### Work to complete:
The records below should be written out again, exactly.

Some records
[start]

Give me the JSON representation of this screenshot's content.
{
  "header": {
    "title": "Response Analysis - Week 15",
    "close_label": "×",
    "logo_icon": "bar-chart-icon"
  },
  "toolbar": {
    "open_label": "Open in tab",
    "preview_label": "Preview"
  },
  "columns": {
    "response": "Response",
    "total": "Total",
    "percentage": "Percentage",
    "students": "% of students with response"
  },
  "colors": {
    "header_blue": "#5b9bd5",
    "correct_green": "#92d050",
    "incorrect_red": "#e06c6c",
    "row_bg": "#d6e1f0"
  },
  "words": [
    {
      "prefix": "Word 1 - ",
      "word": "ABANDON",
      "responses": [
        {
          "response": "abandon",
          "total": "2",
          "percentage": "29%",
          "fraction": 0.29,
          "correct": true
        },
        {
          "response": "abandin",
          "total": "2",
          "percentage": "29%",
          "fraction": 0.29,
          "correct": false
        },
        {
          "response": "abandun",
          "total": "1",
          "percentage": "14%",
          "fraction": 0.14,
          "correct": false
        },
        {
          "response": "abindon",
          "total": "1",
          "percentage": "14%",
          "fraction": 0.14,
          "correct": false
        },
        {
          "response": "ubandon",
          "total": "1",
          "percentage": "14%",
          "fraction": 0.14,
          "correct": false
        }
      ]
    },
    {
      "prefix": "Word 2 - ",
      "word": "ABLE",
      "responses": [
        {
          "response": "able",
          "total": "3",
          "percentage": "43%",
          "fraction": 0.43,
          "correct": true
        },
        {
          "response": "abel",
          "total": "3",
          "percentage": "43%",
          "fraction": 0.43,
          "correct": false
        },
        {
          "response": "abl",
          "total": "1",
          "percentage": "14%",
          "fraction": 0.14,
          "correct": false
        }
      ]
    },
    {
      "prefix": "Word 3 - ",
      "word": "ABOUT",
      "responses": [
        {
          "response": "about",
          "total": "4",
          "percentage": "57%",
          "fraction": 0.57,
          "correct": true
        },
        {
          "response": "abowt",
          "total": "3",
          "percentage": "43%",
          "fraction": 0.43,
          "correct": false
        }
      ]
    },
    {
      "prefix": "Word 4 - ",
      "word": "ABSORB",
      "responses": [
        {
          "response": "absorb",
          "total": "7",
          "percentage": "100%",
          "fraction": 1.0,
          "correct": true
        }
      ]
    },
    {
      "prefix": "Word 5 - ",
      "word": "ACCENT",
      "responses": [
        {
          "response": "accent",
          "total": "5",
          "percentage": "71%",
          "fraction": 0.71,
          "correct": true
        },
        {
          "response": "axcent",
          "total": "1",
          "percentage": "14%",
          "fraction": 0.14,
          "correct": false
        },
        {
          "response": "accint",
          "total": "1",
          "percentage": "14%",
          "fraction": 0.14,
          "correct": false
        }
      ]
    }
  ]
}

[end]

### Solution to the problem:
Give me the JSON representation of this screenshot's content.
{
  "header": {
    "title": "Response Analysis - Week 15",
    "close_label": "×",
    "logo_icon": "bar-chart-icon"
  },
  "toolbar": {
    "open_label": "Open in tab",
    "preview_label": "Preview"
  },
  "columns": {
    "response": "Response",
    "total": "Total",
    "percentage": "Percentage",
    "students": "% of students with response"
  },
  "colors": {
    "header_blue": "#5b9bd5",
    "correct_green": "#92d050",
    "incorrect_red": "#e06c6c",
    "row_bg": "#d6e1f0"
  },
  "words": [
    {
      "prefix": "Word 1 - ",
      "word": "ABANDON",
      "responses": [
        {
          "response": "abandon",
          "total": "2",
          "percentage": "29%",
          "fraction": 0.29,
          "correct": true
        },
        {
          "response": "abandin",
          "total": "2",
          "percentage": "29%",
          "fraction": 0.29,
          "correct": false
        },
        {
          "response": "abandun",
          "total": "1",
          "percentage": "14%",
          "fraction": 0.14,
          "correct": false
        },
        {
          "response": "abindon",
          "total": "1",
          "percentage": "14%",
          "fraction": 0.14,
          "correct": false
        },
        {
          "response": "ubandon",
          "total": "1",
          "percentage": "14%",
          "fraction": 0.14,
          "correct": false
        }
      ]
    },
    {
      "prefix": "Word 2 - ",
      "word": "ABLE",
      "responses": [
        {
          "response": "able",
          "total": "3",
          "percentage": "43%",
          "fraction": 0.43,
          "correct": true
        },
        {
          "response": "abel",
          "total": "3",
          "percentage": "43%",
          "fraction": 0.43,
          "correct": false
        },
        {
          "response": "abl",
          "total": "1",
          "percentage": "14%",
          "fraction": 0.14,
          "correct": false
        }
      ]
    },
    {
      "prefix": "Word 3 - ",
      "word": "ABOUT",
      "responses": [
        {
          "response": "about",
          "total": "4",
          "percentage": "57%",
          "fraction": 0.57,
          "correct": true
        },
        {
          "response": "abowt",
          "total": "3",
          "percentage": "43%",
          "fraction": 0.43,
          "correct": false
        }
      ]
    },
    {
      "prefix": "Word 4 - ",
      "word": "ABSORB",
      "responses": [
        {
          "response": "absorb",
          "total": "7",
          "percentage": "100%",
          "fraction": 1.0,
          "correct": true
        }
      ]
    },
    {
      "prefix": "Word 5 - ",
      "word": "ACCENT",
      "responses": [
        {
          "response": "accent",
          "total": "5",
          "percentage": "71%",
          "fraction": 0.71,
          "correct": true
        },
        {
          "response": "axcent",
          "total": "1",
          "percentage": "14%",
          "fraction": 0.14,
          "correct": false
        },
        {
          "response": "accint",
          "total": "1",
          "percentage": "14%",
          "fraction": 0.14,
          "correct": false
        }
      ]
    }
  ]
}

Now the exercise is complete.